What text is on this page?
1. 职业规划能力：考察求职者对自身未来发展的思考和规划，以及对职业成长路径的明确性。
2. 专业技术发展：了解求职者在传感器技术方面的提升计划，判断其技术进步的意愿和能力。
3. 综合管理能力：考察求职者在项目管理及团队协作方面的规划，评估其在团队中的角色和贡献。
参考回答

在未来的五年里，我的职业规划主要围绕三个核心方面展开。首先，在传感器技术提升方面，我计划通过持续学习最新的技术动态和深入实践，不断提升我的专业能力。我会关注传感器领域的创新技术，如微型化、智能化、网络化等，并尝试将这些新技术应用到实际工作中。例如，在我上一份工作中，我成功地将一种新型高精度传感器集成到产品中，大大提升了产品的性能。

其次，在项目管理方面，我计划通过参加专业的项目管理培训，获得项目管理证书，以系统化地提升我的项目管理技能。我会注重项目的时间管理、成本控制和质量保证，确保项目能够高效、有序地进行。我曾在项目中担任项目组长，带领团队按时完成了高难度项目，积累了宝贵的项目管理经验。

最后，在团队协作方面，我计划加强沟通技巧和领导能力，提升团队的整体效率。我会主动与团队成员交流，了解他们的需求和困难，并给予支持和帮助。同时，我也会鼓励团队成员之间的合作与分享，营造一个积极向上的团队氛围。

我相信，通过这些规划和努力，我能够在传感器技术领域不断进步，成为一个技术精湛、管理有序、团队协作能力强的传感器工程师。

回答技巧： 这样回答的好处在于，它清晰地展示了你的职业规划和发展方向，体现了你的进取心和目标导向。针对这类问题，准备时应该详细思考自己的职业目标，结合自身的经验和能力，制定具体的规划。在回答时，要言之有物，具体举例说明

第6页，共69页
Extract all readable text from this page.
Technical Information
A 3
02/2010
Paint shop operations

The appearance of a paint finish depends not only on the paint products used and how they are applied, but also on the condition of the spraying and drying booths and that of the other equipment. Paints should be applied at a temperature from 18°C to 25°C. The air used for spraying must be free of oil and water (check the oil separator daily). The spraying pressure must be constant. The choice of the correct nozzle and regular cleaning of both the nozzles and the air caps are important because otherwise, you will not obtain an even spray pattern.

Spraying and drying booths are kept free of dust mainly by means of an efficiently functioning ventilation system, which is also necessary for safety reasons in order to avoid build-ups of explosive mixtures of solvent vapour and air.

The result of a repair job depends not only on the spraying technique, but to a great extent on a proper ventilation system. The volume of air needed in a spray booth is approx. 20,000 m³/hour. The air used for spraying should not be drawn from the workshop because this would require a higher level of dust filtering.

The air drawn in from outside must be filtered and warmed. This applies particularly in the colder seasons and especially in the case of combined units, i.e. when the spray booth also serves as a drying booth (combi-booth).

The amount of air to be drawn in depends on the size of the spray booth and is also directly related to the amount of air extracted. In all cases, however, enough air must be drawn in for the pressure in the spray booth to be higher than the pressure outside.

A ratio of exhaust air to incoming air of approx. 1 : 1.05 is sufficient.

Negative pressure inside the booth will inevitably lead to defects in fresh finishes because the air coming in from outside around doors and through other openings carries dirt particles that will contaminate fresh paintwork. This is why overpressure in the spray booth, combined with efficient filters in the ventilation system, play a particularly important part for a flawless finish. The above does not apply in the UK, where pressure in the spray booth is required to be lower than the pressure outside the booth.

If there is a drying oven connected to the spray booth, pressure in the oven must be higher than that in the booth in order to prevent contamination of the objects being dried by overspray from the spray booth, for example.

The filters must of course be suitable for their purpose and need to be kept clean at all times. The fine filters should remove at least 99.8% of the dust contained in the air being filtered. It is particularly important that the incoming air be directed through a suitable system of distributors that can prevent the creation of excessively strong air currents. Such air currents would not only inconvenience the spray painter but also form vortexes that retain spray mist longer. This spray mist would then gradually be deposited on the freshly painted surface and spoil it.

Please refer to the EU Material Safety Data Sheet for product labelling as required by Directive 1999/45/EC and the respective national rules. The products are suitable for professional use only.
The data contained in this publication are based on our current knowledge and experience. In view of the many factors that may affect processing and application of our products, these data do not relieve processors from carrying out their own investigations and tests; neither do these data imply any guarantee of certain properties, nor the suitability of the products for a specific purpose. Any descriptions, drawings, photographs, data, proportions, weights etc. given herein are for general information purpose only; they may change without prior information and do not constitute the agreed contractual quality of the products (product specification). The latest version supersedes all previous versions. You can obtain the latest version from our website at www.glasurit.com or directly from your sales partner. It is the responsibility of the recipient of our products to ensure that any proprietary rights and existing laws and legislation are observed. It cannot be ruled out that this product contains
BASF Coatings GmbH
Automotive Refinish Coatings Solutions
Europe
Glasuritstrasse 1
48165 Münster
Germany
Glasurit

▶ _YOUR TASK_
Copy out each line of the listing that holds "drawn".

▶ _WRITTEN ANSWER_
The result of a repair job depends not only on the spraying technique, but to a great extent on a proper ventilation system. The volume of air needed in a spray booth is approx. 20,000 m³/hour. The air used for spraying should not be drawn from the workshop because this would require a higher level of dust filtering.
The air drawn in from outside must be filtered and warmed. This applies particularly in the colder seasons and especially in the case of combined units, i.e. when the spray booth also serves as a drying booth (combi-booth).
The amount of air to be drawn in depends on the size of the spray booth and is also directly related to the amount of air extracted. In all cases, however, enough air must be drawn in for the pressure in the spray booth to be higher than the pressure outside.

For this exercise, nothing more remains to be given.